[START OF RECORD SET]

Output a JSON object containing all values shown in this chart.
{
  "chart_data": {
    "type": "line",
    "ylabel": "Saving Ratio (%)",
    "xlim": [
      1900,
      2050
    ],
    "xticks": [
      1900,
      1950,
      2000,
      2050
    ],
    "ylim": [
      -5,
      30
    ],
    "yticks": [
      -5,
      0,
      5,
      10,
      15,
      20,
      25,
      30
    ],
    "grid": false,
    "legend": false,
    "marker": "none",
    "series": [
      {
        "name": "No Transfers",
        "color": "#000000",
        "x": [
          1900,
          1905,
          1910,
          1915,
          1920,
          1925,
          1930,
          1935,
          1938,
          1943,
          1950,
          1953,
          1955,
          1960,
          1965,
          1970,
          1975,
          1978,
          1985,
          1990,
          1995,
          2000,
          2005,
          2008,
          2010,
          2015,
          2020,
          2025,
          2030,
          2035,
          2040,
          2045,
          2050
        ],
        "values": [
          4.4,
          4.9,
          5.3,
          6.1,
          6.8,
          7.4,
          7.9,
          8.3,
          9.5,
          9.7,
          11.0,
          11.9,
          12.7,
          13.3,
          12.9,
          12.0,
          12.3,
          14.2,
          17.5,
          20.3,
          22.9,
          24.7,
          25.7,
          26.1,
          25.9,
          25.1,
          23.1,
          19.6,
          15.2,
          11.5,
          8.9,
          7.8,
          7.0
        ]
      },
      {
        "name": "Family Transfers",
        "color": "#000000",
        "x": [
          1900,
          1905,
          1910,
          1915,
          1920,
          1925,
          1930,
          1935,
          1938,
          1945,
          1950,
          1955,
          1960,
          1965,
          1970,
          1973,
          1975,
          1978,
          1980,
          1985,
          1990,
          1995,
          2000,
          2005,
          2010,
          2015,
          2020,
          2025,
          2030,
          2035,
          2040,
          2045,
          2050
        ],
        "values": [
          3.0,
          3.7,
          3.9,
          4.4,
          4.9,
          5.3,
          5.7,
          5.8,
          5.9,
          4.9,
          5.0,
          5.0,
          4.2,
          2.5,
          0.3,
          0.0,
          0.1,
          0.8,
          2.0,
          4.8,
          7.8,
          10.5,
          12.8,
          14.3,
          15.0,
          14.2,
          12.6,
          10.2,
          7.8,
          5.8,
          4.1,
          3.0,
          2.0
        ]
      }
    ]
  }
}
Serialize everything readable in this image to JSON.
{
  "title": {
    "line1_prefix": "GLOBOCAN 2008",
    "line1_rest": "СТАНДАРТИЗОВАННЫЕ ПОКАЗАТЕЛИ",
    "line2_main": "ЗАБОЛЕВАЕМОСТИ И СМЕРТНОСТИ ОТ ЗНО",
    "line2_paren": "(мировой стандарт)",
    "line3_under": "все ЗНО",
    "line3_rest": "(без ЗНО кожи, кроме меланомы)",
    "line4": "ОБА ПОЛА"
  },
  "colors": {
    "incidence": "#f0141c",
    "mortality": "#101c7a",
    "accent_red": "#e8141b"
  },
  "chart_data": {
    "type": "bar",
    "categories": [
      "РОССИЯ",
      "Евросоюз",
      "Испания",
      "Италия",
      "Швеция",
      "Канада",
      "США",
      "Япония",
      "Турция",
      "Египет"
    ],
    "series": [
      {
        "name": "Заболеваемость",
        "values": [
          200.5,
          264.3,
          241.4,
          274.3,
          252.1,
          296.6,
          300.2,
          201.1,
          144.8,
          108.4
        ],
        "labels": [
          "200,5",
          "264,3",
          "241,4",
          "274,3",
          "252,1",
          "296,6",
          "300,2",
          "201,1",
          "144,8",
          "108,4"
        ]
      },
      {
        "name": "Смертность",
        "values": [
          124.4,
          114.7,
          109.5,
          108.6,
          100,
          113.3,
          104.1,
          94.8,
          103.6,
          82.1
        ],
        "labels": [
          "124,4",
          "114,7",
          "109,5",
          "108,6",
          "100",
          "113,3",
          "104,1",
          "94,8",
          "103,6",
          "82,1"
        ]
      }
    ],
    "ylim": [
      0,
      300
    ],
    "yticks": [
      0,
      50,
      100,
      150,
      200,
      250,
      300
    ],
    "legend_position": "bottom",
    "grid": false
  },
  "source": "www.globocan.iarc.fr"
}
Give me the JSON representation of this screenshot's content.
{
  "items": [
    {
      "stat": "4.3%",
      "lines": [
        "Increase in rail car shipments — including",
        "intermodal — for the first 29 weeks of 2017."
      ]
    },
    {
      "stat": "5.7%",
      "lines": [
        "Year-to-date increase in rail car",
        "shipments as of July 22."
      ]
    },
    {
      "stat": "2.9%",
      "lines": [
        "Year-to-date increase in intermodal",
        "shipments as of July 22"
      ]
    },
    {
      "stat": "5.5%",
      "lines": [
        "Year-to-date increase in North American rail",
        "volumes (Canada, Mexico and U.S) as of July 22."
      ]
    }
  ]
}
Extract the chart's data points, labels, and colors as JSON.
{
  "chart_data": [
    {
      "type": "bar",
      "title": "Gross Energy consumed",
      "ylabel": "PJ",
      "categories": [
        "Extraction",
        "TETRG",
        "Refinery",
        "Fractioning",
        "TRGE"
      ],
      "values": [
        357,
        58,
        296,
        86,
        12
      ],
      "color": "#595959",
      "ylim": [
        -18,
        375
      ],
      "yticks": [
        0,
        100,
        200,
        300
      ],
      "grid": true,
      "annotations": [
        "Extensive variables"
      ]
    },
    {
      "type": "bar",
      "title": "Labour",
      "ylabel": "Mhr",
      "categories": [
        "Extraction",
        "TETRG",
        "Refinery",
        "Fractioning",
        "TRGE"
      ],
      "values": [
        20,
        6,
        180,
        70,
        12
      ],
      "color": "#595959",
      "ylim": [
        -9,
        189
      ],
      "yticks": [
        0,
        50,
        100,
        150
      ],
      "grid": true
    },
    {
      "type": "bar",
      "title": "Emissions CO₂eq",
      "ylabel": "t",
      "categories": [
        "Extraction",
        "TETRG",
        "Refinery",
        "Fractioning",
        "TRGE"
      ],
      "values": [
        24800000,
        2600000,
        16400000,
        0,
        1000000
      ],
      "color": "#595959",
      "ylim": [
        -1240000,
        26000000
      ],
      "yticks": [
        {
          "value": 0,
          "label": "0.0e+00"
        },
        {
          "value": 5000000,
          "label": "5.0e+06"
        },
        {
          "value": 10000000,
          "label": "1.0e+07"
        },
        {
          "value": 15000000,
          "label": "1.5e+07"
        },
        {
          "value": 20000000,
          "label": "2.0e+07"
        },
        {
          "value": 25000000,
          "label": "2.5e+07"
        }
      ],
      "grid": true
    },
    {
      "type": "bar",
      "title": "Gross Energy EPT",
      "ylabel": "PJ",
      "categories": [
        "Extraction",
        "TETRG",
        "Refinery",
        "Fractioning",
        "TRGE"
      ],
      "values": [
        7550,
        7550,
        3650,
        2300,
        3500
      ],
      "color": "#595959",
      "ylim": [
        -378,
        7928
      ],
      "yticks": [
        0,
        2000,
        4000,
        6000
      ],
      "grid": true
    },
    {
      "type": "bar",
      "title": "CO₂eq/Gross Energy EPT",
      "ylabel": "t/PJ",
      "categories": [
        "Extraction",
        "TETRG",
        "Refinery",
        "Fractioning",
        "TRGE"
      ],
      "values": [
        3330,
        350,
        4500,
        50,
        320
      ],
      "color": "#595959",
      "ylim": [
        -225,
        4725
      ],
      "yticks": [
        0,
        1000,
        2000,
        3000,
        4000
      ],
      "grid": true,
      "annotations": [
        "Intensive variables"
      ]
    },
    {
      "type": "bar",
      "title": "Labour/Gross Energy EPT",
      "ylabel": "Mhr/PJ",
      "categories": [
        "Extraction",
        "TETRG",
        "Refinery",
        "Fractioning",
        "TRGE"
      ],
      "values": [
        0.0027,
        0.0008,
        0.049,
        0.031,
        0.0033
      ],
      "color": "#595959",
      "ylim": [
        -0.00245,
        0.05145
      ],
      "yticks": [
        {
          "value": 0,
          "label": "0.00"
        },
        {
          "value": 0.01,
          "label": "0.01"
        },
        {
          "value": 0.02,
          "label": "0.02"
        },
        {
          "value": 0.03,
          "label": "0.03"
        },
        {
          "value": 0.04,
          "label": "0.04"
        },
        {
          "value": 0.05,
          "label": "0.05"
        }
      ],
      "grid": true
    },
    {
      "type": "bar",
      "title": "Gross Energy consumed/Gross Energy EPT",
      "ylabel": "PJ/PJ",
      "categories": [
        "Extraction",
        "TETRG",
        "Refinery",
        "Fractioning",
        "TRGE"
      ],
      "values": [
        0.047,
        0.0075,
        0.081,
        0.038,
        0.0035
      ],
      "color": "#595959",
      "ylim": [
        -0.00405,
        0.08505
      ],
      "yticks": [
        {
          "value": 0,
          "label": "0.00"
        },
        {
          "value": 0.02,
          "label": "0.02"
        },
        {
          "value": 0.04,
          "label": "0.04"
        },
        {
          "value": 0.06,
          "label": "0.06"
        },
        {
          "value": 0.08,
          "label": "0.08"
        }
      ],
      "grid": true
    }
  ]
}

[END OF RECORD SET]

DIRECTIONS
Report only the number of lines in the data above that contain "CO₂eq".

FINISHED ANSWER
2